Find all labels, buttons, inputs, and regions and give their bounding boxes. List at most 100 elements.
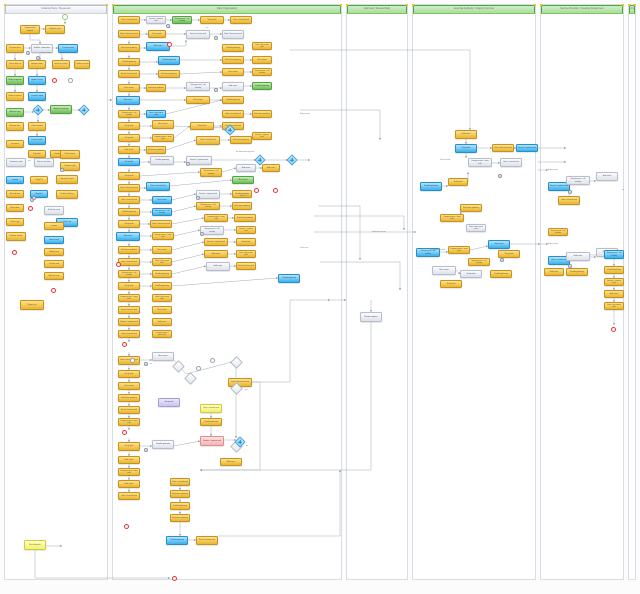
- task-node[interactable]: Start event: [152, 352, 174, 361]
- task-node[interactable]: Exclusive gateway: [232, 202, 252, 210]
- task-node[interactable]: Dispatch: [30, 190, 48, 198]
- task-node[interactable]: Re-check: [6, 140, 24, 148]
- task-node[interactable]: Review note: [6, 122, 24, 131]
- task-node[interactable]: Script task: [118, 370, 140, 378]
- task-node[interactable]: Service / system task: [204, 238, 228, 246]
- task-node[interactable]: User / manual task: [118, 492, 140, 500]
- task-node[interactable]: Start event: [186, 96, 210, 104]
- task-node[interactable]: End event: [116, 96, 140, 105]
- task-node[interactable]: Start event: [118, 382, 140, 390]
- task-node[interactable]: End event: [116, 232, 140, 241]
- boundary-event[interactable]: [498, 174, 502, 178]
- task-node[interactable]: Exclusive gateway: [158, 70, 180, 78]
- task-node[interactable]: Collect evidence: [6, 92, 24, 101]
- task-node[interactable]: Compensation / error task: [118, 294, 140, 302]
- end-event[interactable]: [167, 42, 172, 47]
- task-node[interactable]: Start event: [118, 84, 140, 92]
- task-node[interactable]: Data / document task: [466, 224, 486, 232]
- boundary-event[interactable]: [166, 24, 170, 28]
- task-node[interactable]: Parallel gateway: [490, 270, 512, 278]
- pool-initiating-party[interactable]: Initiating Party / Requestor: [4, 4, 108, 580]
- task-node[interactable]: Data / document task: [152, 258, 172, 266]
- task-node[interactable]: Script task: [440, 280, 462, 288]
- task-node[interactable]: Data / document task: [150, 220, 172, 228]
- task-node[interactable]: User / manual task: [118, 16, 140, 24]
- task-node[interactable]: Data / document task: [118, 184, 140, 192]
- end-event[interactable]: [52, 78, 57, 83]
- task-node[interactable]: Data / document task: [236, 250, 256, 258]
- pool-resize-handle[interactable]: [106, 4, 108, 6]
- pool-resize-handle[interactable]: [622, 4, 624, 6]
- task-node[interactable]: Confirm receipt: [74, 60, 90, 69]
- boundary-event[interactable]: [144, 362, 148, 366]
- task-node[interactable]: Verify ID: [30, 176, 48, 184]
- end-event[interactable]: [172, 576, 177, 581]
- boundary-event[interactable]: [60, 168, 64, 172]
- task-node[interactable]: Start event: [252, 56, 272, 64]
- task-node[interactable]: Sub-process / call activity: [118, 110, 140, 118]
- boundary-event[interactable]: [214, 88, 218, 92]
- end-event[interactable]: [611, 327, 616, 332]
- task-node[interactable]: Script task: [118, 134, 140, 142]
- task-node[interactable]: Service / system task: [200, 436, 224, 446]
- task-node[interactable]: Parallel gateway: [152, 270, 172, 278]
- task-node[interactable]: Service / system task: [548, 182, 570, 191]
- task-node[interactable]: User / manual task: [170, 478, 190, 486]
- task-node[interactable]: Parallel gateway: [166, 536, 188, 545]
- task-node[interactable]: Approve package: [50, 105, 72, 114]
- task-node[interactable]: Branch decision: [34, 158, 54, 167]
- task-node[interactable]: Script task: [455, 144, 477, 153]
- task-node[interactable]: Notify owner: [60, 150, 80, 159]
- intermediate-event[interactable]: [68, 78, 73, 83]
- task-node[interactable]: Parallel gateway: [420, 182, 442, 191]
- mid-event[interactable]: [196, 366, 201, 371]
- task-node[interactable]: Send / receive task: [236, 262, 256, 270]
- task-node[interactable]: User / manual task: [200, 404, 222, 413]
- task-node[interactable]: End event: [544, 268, 564, 276]
- task-node[interactable]: Sub-process / call activity: [172, 16, 192, 24]
- end-event[interactable]: [273, 188, 278, 193]
- task-node[interactable]: Prepare docs: [6, 44, 24, 53]
- pool-resize-handle[interactable]: [534, 4, 536, 6]
- task-node[interactable]: Start event: [152, 306, 172, 314]
- task-node[interactable]: End event: [488, 240, 510, 249]
- pool-resize-handle[interactable]: [340, 4, 342, 6]
- end-event[interactable]: [254, 188, 259, 193]
- task-node[interactable]: Sub-process / call activity: [200, 168, 222, 177]
- task-node[interactable]: Evaluate case: [44, 206, 64, 215]
- task-node[interactable]: Data / document task: [118, 356, 140, 365]
- mid-event[interactable]: [130, 358, 135, 363]
- boundary-event[interactable]: [186, 162, 190, 166]
- task-node[interactable]: User / manual task: [146, 182, 170, 191]
- end-event[interactable]: [122, 342, 127, 347]
- task-node[interactable]: Script task: [118, 172, 140, 180]
- task-node[interactable]: Compensation / error task: [448, 246, 470, 254]
- end-event[interactable]: [116, 262, 121, 267]
- task-node[interactable]: Determine path: [6, 158, 26, 167]
- task-node[interactable]: Data / document task: [152, 294, 172, 302]
- task-node[interactable]: Script task: [118, 122, 140, 130]
- task-node[interactable]: Start event: [432, 266, 456, 275]
- task-node[interactable]: Exclusive gateway: [146, 84, 166, 92]
- pool-resize-handle[interactable]: [346, 4, 348, 6]
- task-node[interactable]: Record time: [6, 190, 24, 198]
- end-event[interactable]: [12, 250, 17, 255]
- task-node[interactable]: Parallel gateway: [278, 274, 300, 283]
- task-node[interactable]: End event: [152, 318, 172, 326]
- task-node[interactable]: User / manual task: [500, 158, 522, 167]
- boundary-event[interactable]: [500, 258, 504, 262]
- task-node[interactable]: Parallel gateway: [170, 502, 190, 510]
- pool-resize-handle[interactable]: [412, 4, 414, 6]
- task-node[interactable]: Assign owner: [28, 60, 46, 69]
- task-node[interactable]: Exclusive gateway: [230, 136, 252, 144]
- task-node[interactable]: End event: [222, 82, 244, 91]
- task-node[interactable]: Final dispatch: [24, 540, 46, 550]
- task-node[interactable]: Compensation / error task: [118, 418, 140, 426]
- task-node[interactable]: Exclusive gateway: [222, 56, 244, 64]
- task-node[interactable]: Script task: [200, 16, 224, 24]
- task-node[interactable]: Sub-process / call activity: [252, 68, 272, 76]
- boundary-event[interactable]: [200, 232, 204, 236]
- task-node[interactable]: Exclusive gateway: [170, 514, 190, 522]
- boundary-event[interactable]: [196, 196, 200, 200]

▶ _What needs to be done_: Please give all the rows again with "Exclusive gateway" replaced by "Decision gateway" throughout, changing nothing else and leaving out the pictures.

▶ _Result_:
Find all labels, buttons, inputs, and regions and give their bounding boxes. List at most 100 elements.
- task-node[interactable]: Start event: [152, 352, 174, 361]
- task-node[interactable]: Decision gateway: [232, 202, 252, 210]
- task-node[interactable]: Dispatch: [30, 190, 48, 198]
- task-node[interactable]: Re-check: [6, 140, 24, 148]
- task-node[interactable]: Review note: [6, 122, 24, 131]
- task-node[interactable]: Script task: [118, 370, 140, 378]
- task-node[interactable]: Service / system task: [204, 238, 228, 246]
- task-node[interactable]: User / manual task: [118, 492, 140, 500]
- task-node[interactable]: Start event: [186, 96, 210, 104]
- task-node[interactable]: End event: [116, 96, 140, 105]
- task-node[interactable]: Start event: [118, 382, 140, 390]
- task-node[interactable]: End event: [116, 232, 140, 241]
- boundary-event[interactable]: [498, 174, 502, 178]
- task-node[interactable]: Decision gateway: [158, 70, 180, 78]
- task-node[interactable]: Collect evidence: [6, 92, 24, 101]
- task-node[interactable]: Compensation / error task: [118, 294, 140, 302]
- end-event[interactable]: [167, 42, 172, 47]
- task-node[interactable]: Start event: [118, 84, 140, 92]
- task-node[interactable]: Data / document task: [466, 224, 486, 232]
- boundary-event[interactable]: [166, 24, 170, 28]
- task-node[interactable]: Parallel gateway: [490, 270, 512, 278]
- pool-initiating-party[interactable]: Initiating Party / Requestor: [4, 4, 108, 580]
- task-node[interactable]: Data / document task: [152, 258, 172, 266]
- task-node[interactable]: Script task: [440, 280, 462, 288]
- task-node[interactable]: Data / document task: [150, 220, 172, 228]
- task-node[interactable]: User / manual task: [118, 16, 140, 24]
- task-node[interactable]: Data / document task: [118, 184, 140, 192]
- end-event[interactable]: [52, 78, 57, 83]
- task-node[interactable]: Data / document task: [236, 250, 256, 258]
- pool-resize-handle[interactable]: [106, 4, 108, 6]
- pool-resize-handle[interactable]: [622, 4, 624, 6]
- task-node[interactable]: Confirm receipt: [74, 60, 90, 69]
- boundary-event[interactable]: [144, 362, 148, 366]
- task-node[interactable]: Verify ID: [30, 176, 48, 184]
- end-event[interactable]: [172, 576, 177, 581]
- boundary-event[interactable]: [60, 168, 64, 172]
- task-node[interactable]: Start event: [252, 56, 272, 64]
- task-node[interactable]: Sub-process / call activity: [118, 110, 140, 118]
- boundary-event[interactable]: [214, 88, 218, 92]
- end-event[interactable]: [611, 327, 616, 332]
- task-node[interactable]: Script task: [118, 134, 140, 142]
- task-node[interactable]: Service / system task: [200, 436, 224, 446]
- task-node[interactable]: Parallel gateway: [152, 270, 172, 278]
- task-node[interactable]: Service / system task: [548, 182, 570, 191]
- task-node[interactable]: User / manual task: [170, 478, 190, 486]
- task-node[interactable]: Parallel gateway: [166, 536, 188, 545]
- task-node[interactable]: Approve package: [50, 105, 72, 114]
- task-node[interactable]: Branch decision: [34, 158, 54, 167]
- task-node[interactable]: Script task: [455, 144, 477, 153]
- task-node[interactable]: Notify owner: [60, 150, 80, 159]
- intermediate-event[interactable]: [68, 78, 73, 83]
- task-node[interactable]: Parallel gateway: [420, 182, 442, 191]
- mid-event[interactable]: [196, 366, 201, 371]
- task-node[interactable]: Send / receive task: [236, 262, 256, 270]
- task-node[interactable]: User / manual task: [200, 404, 222, 413]
- task-node[interactable]: End event: [544, 268, 564, 276]
- task-node[interactable]: Sub-process / call activity: [172, 16, 192, 24]
- end-event[interactable]: [273, 188, 278, 193]
- task-node[interactable]: Prepare docs: [6, 44, 24, 53]
- pool-resize-handle[interactable]: [534, 4, 536, 6]
- task-node[interactable]: Start event: [152, 306, 172, 314]
- task-node[interactable]: End event: [488, 240, 510, 249]
- pool-resize-handle[interactable]: [340, 4, 342, 6]
- end-event[interactable]: [254, 188, 259, 193]
- task-node[interactable]: Sub-process / call activity: [200, 168, 222, 177]
- task-node[interactable]: Evaluate case: [44, 206, 64, 215]
- task-node[interactable]: Data / document task: [118, 356, 140, 365]
- mid-event[interactable]: [130, 358, 135, 363]
- boundary-event[interactable]: [186, 162, 190, 166]
- task-node[interactable]: User / manual task: [146, 182, 170, 191]
- end-event[interactable]: [122, 342, 127, 347]
- task-node[interactable]: Script task: [118, 172, 140, 180]
- task-node[interactable]: Compensation / error task: [448, 246, 470, 254]
- end-event[interactable]: [116, 262, 121, 267]
- task-node[interactable]: Determine path: [6, 158, 26, 167]
- task-node[interactable]: Data / document task: [152, 294, 172, 302]
- task-node[interactable]: Script task: [118, 122, 140, 130]
- task-node[interactable]: Start event: [432, 266, 456, 275]
- task-node[interactable]: Decision gateway: [146, 84, 166, 92]
- pool-resize-handle[interactable]: [346, 4, 348, 6]
- task-node[interactable]: Record time: [6, 190, 24, 198]
- end-event[interactable]: [12, 250, 17, 255]
- task-node[interactable]: Parallel gateway: [278, 274, 300, 283]
- task-node[interactable]: End event: [152, 318, 172, 326]
- task-node[interactable]: User / manual task: [500, 158, 522, 167]
- boundary-event[interactable]: [500, 258, 504, 262]
- task-node[interactable]: Parallel gateway: [170, 502, 190, 510]
- pool-resize-handle[interactable]: [412, 4, 414, 6]
- task-node[interactable]: Assign owner: [28, 60, 46, 69]
- task-node[interactable]: Decision gateway: [230, 136, 252, 144]
- task-node[interactable]: End event: [222, 82, 244, 91]
- task-node[interactable]: Final dispatch: [24, 540, 46, 550]
- task-node[interactable]: Compensation / error task: [118, 418, 140, 426]
- task-node[interactable]: Decision gateway: [222, 56, 244, 64]
- task-node[interactable]: Script task: [200, 16, 224, 24]
- task-node[interactable]: Sub-process / call activity: [252, 68, 272, 76]
- boundary-event[interactable]: [200, 232, 204, 236]
- task-node[interactable]: Decision gateway: [170, 514, 190, 522]
- boundary-event[interactable]: [196, 196, 200, 200]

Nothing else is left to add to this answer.